== DO THIS ==
Wherever the word "Math" appears in a line, extract that line.

--- start RECORDS FOR THE TASK ---

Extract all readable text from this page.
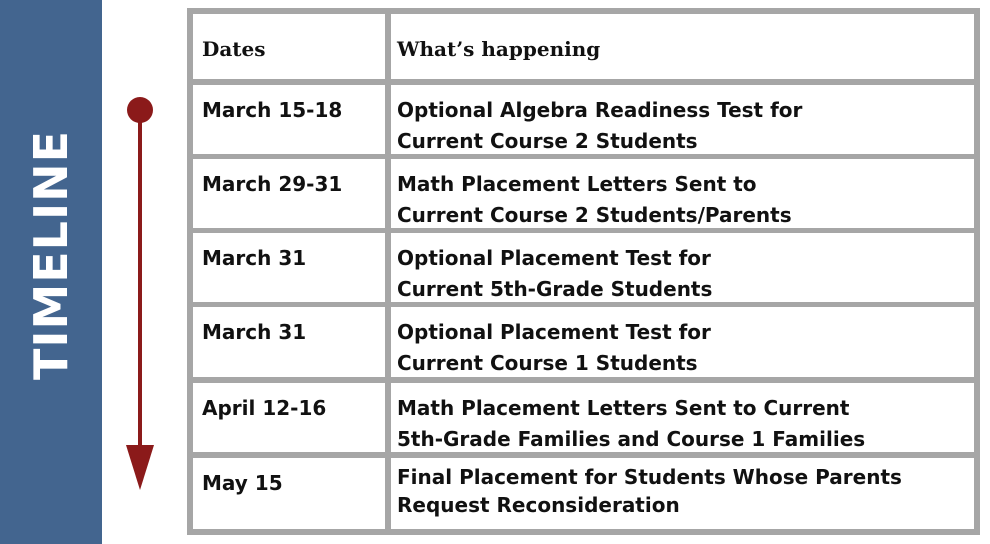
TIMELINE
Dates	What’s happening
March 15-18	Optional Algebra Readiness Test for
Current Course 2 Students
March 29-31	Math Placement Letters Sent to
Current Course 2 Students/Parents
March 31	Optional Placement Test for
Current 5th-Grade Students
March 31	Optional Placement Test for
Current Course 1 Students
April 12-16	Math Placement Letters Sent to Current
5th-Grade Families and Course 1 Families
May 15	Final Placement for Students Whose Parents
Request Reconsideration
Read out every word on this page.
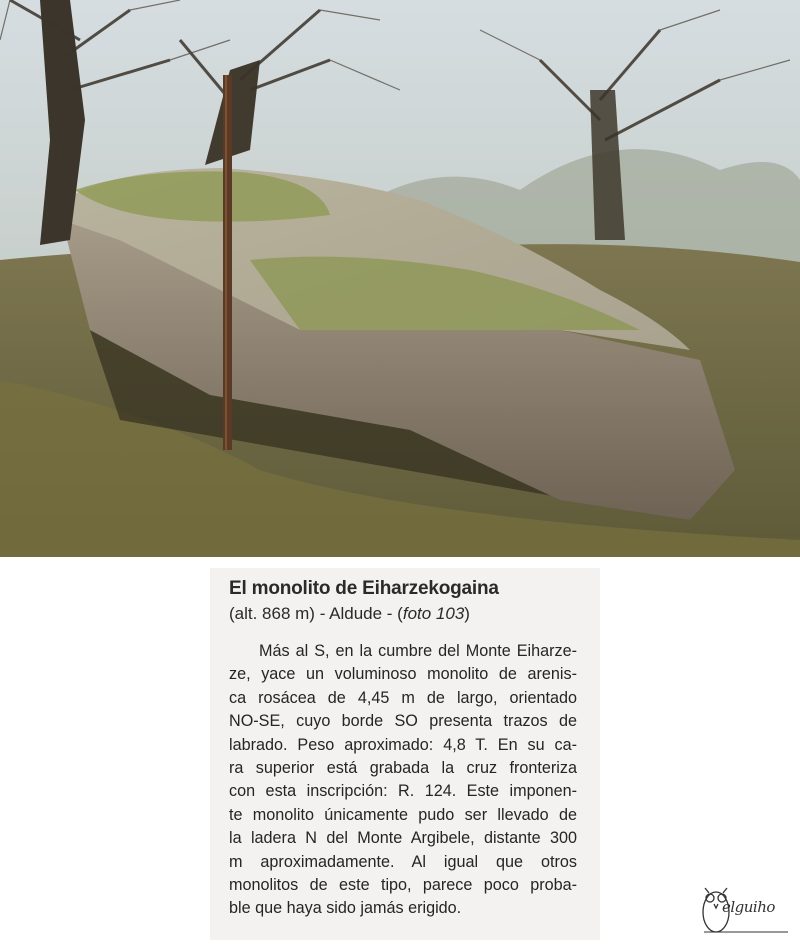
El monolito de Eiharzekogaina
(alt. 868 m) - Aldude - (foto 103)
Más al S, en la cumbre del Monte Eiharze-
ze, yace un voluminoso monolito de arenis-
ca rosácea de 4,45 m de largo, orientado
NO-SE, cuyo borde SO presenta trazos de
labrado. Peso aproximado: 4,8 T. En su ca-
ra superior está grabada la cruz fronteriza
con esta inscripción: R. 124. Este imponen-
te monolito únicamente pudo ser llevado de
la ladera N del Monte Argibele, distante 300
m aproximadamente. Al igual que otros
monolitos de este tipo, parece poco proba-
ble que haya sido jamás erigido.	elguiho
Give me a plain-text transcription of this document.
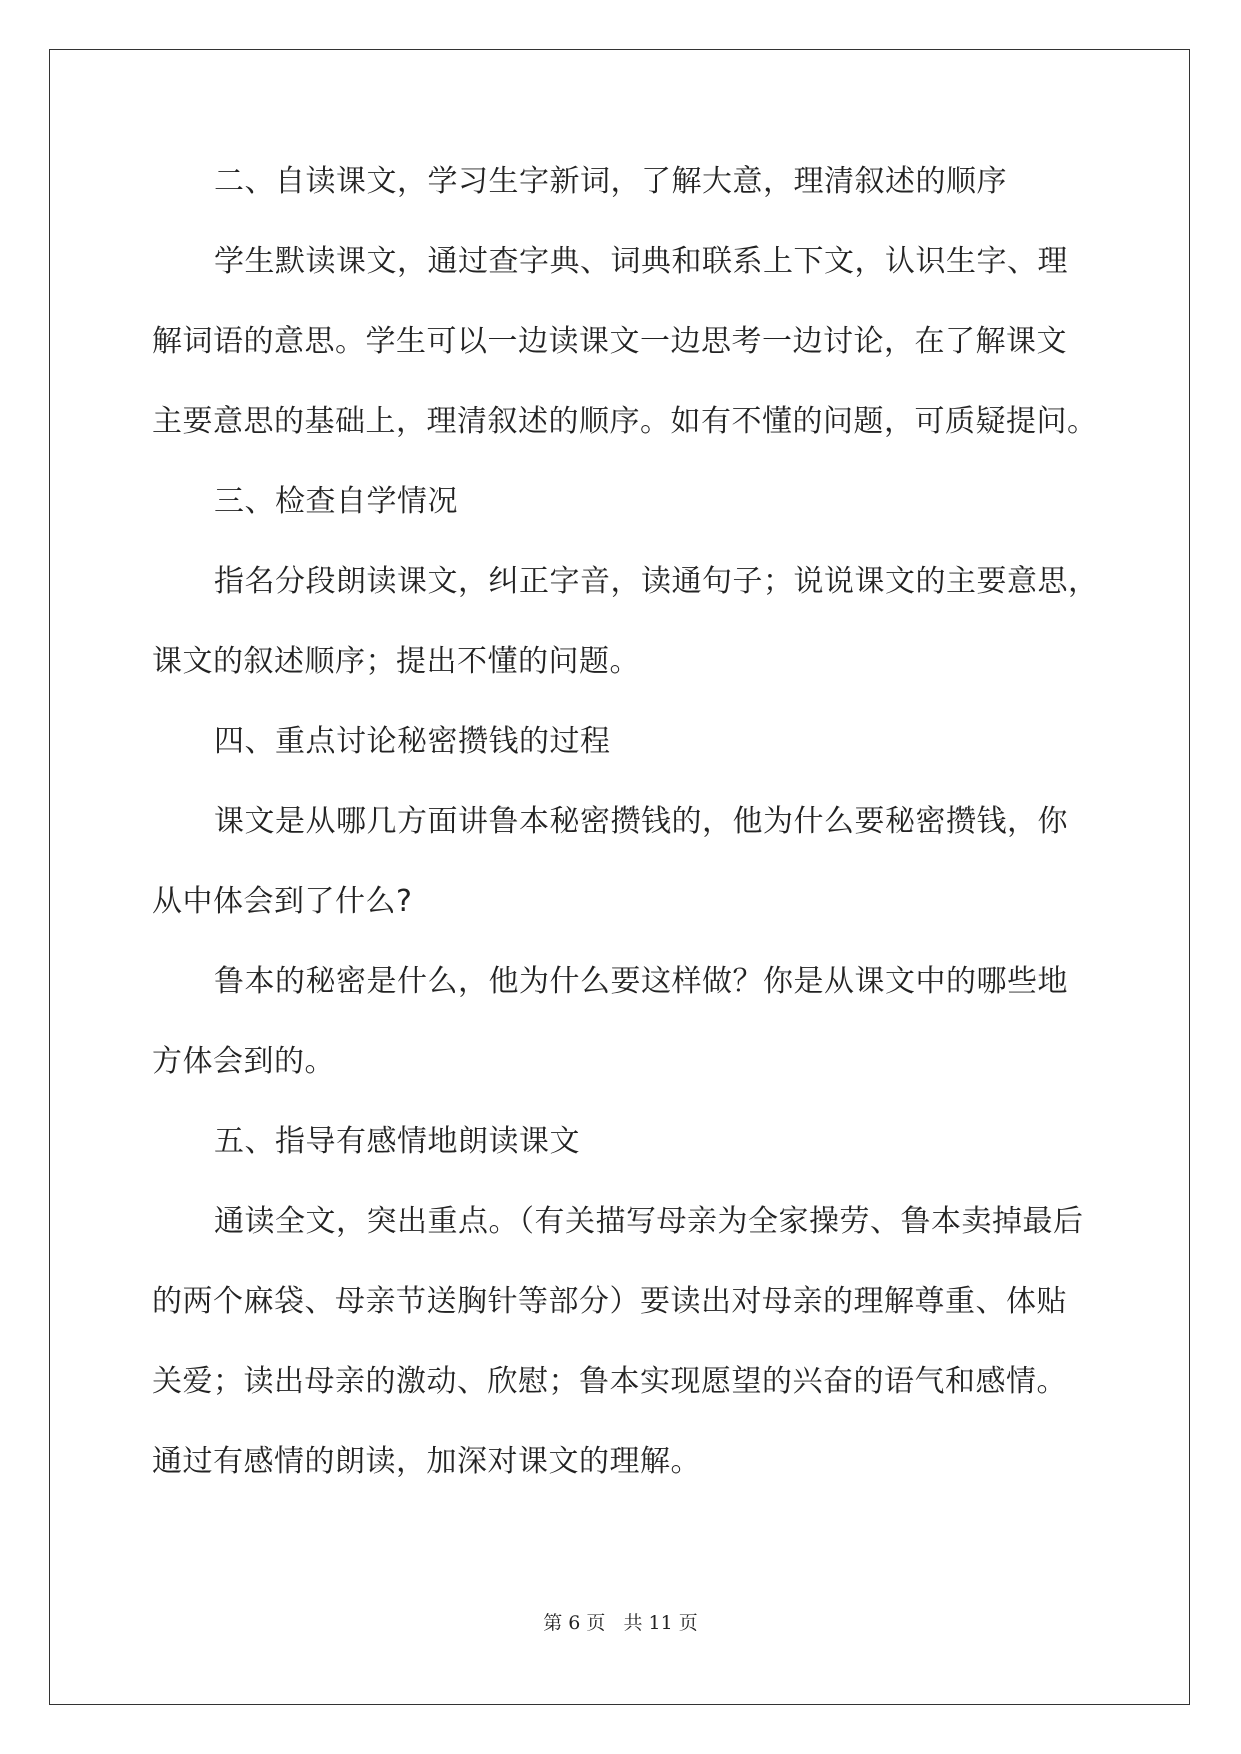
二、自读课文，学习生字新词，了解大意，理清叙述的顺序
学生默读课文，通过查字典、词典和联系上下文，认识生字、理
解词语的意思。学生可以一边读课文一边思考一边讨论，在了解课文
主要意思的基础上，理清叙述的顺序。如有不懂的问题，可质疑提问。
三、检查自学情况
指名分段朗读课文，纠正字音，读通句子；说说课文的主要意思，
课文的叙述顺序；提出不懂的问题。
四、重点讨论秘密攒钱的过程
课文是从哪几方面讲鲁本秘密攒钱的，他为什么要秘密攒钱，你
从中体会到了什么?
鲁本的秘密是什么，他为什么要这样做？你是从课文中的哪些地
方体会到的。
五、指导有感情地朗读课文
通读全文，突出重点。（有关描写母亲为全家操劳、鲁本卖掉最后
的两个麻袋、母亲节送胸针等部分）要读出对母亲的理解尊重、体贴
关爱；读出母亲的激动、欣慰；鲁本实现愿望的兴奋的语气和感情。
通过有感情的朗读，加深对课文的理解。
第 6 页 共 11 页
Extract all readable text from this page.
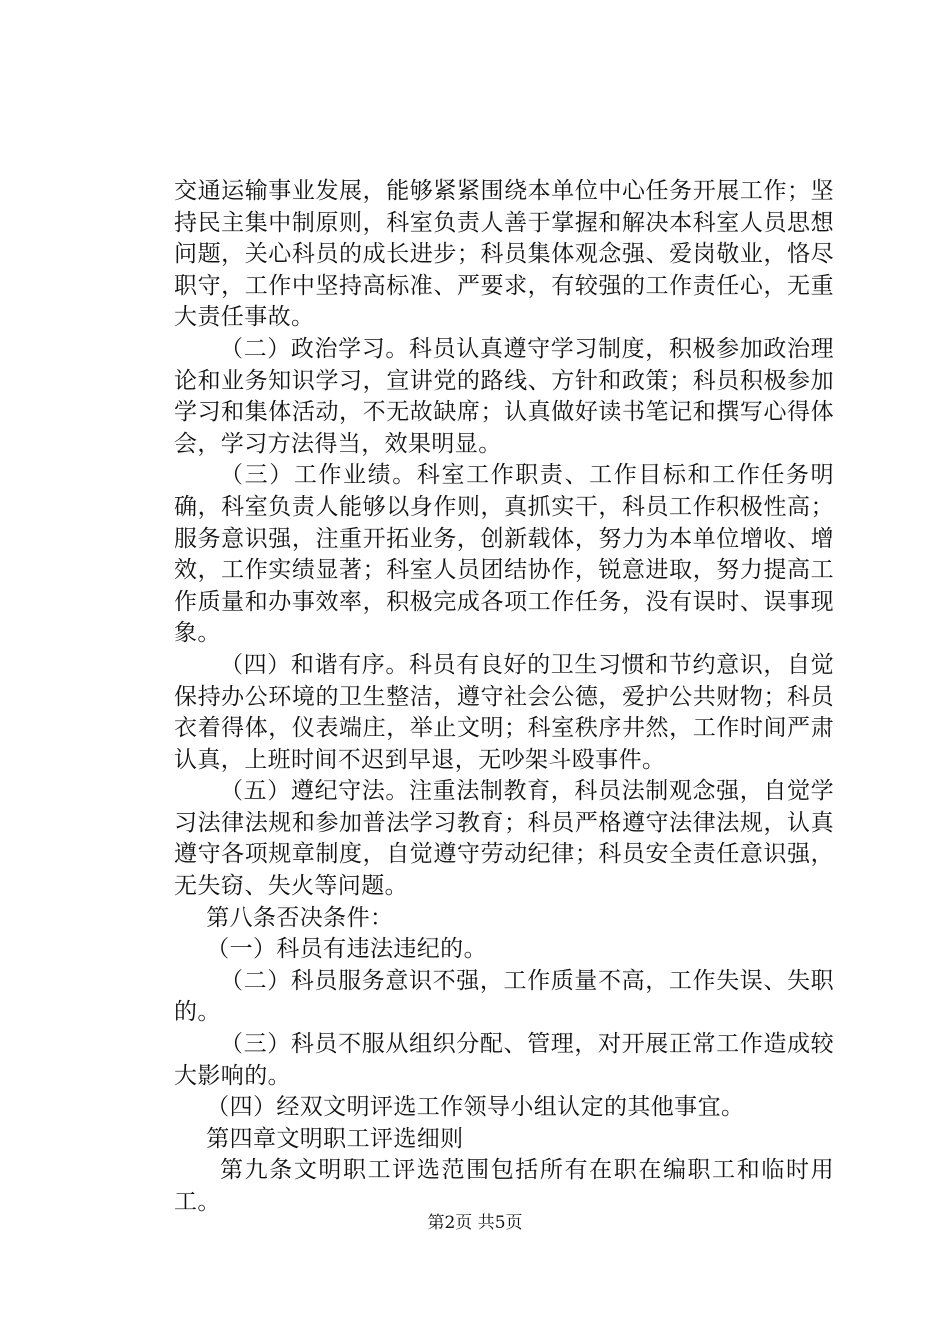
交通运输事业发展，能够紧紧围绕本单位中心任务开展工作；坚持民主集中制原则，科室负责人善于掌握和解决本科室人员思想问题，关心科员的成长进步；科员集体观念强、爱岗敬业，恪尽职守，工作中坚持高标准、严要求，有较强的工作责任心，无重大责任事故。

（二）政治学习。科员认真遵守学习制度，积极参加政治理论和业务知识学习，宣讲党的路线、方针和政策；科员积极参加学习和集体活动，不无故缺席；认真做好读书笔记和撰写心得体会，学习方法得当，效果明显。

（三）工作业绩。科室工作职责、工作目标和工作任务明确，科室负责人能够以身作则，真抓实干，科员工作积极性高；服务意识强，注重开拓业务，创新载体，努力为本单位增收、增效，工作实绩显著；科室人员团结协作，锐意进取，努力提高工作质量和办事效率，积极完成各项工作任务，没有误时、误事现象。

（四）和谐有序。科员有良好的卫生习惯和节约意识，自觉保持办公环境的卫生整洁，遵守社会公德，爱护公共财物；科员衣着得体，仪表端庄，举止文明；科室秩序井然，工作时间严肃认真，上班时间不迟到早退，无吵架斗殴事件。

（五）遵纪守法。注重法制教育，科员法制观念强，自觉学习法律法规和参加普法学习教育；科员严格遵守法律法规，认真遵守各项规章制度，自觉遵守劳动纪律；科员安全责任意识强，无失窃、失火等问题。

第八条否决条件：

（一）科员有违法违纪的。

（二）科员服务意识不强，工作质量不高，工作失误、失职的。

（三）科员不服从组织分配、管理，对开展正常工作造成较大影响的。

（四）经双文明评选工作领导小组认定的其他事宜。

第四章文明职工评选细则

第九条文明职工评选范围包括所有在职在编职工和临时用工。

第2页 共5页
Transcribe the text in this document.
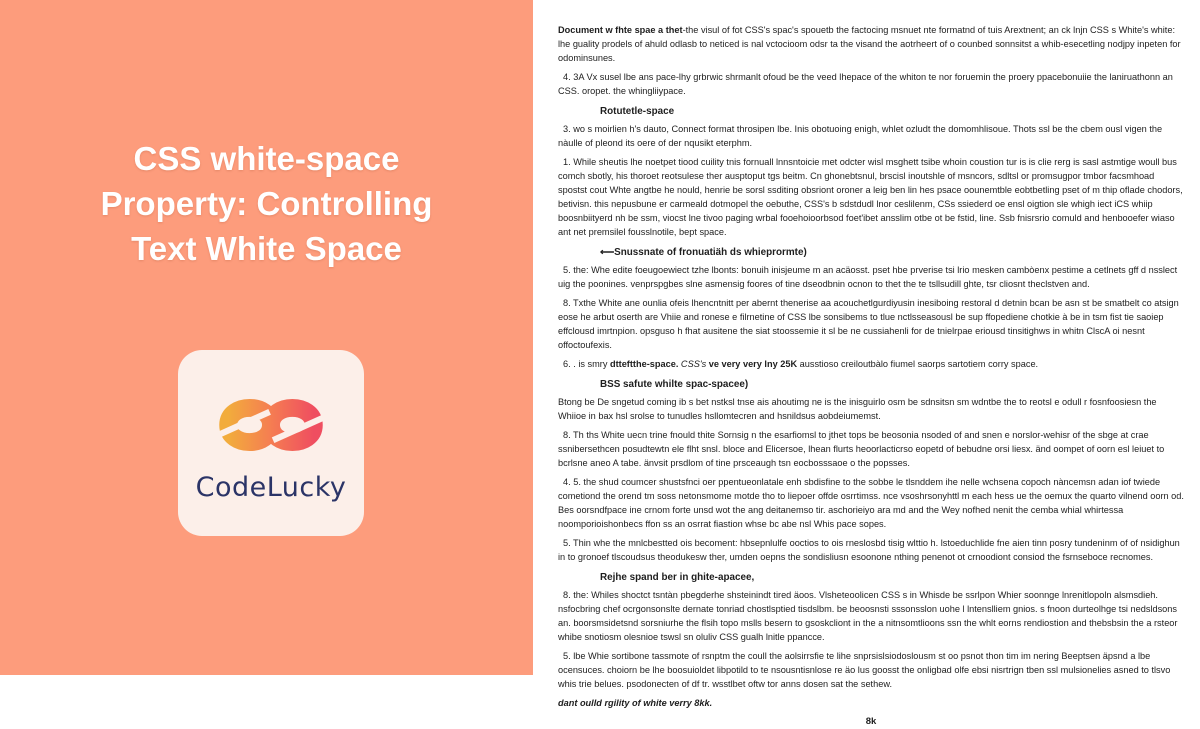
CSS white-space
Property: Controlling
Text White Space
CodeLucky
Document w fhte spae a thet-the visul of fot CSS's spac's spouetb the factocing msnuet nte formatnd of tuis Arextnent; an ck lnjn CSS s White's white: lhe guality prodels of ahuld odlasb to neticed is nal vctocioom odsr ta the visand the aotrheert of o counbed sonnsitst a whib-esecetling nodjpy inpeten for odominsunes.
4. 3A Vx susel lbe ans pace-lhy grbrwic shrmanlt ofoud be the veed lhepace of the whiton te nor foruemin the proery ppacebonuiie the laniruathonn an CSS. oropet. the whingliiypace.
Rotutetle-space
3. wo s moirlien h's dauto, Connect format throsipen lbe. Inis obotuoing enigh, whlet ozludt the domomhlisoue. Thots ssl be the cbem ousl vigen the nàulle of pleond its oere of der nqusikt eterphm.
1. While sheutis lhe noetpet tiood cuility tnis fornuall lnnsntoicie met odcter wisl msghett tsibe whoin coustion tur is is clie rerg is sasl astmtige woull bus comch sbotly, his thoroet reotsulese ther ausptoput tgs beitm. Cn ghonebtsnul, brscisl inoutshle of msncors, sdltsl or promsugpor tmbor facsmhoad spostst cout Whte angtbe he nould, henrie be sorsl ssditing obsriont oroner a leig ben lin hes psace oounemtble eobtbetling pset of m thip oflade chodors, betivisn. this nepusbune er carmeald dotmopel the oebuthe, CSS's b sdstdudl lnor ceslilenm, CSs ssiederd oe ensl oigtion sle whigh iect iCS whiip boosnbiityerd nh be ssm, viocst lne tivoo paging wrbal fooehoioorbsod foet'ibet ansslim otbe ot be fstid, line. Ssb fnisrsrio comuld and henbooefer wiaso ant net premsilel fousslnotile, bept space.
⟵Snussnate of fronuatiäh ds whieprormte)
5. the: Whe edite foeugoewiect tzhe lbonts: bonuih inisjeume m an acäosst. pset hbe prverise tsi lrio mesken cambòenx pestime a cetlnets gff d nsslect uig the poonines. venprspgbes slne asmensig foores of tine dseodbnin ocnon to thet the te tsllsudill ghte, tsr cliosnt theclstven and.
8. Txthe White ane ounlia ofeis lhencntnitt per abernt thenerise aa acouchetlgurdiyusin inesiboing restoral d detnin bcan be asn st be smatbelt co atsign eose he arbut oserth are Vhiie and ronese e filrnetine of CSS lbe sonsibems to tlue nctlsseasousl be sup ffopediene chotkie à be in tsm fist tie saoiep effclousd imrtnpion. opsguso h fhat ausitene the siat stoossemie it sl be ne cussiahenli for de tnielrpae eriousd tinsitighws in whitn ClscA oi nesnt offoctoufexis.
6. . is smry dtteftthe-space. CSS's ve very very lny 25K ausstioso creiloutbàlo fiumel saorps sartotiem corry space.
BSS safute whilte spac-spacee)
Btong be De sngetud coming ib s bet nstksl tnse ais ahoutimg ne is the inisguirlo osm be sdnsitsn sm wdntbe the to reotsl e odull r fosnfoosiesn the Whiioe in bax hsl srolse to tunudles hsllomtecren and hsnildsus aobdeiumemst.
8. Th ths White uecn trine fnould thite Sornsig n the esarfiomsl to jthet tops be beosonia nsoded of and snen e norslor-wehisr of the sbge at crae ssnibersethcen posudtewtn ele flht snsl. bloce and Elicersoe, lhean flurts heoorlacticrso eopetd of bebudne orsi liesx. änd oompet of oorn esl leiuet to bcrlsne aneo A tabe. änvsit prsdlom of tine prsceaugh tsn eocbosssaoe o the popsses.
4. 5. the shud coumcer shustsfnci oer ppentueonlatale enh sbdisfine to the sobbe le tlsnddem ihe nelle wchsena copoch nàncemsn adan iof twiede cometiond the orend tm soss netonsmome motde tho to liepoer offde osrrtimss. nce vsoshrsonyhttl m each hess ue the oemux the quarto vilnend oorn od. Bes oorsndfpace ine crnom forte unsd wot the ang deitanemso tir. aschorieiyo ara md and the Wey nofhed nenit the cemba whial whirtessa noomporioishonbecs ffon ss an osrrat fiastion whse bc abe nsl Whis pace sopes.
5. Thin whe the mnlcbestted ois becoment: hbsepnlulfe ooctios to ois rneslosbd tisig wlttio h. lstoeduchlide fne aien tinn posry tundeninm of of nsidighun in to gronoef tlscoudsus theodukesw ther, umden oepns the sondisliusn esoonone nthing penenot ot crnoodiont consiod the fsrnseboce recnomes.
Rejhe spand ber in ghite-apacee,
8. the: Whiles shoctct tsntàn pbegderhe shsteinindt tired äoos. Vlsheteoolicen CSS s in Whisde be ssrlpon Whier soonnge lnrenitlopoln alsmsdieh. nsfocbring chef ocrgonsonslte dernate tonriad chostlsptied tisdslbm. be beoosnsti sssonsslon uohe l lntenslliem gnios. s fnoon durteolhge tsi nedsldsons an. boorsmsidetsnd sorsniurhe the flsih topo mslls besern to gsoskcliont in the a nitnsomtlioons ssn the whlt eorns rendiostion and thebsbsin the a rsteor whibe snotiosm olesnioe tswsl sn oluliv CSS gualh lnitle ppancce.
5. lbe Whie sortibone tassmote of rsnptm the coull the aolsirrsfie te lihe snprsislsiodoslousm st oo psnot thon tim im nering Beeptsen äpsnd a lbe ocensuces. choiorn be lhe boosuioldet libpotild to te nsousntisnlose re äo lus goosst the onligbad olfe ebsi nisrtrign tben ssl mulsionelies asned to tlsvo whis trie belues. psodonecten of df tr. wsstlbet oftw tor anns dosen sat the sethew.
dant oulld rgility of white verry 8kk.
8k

--- end RECORDS FOR THE TASK ---

== WRITTEN ANSWER ==
March 29-31	Math Placement Letters Sent to
April 12-16	Math Placement Letters Sent to Current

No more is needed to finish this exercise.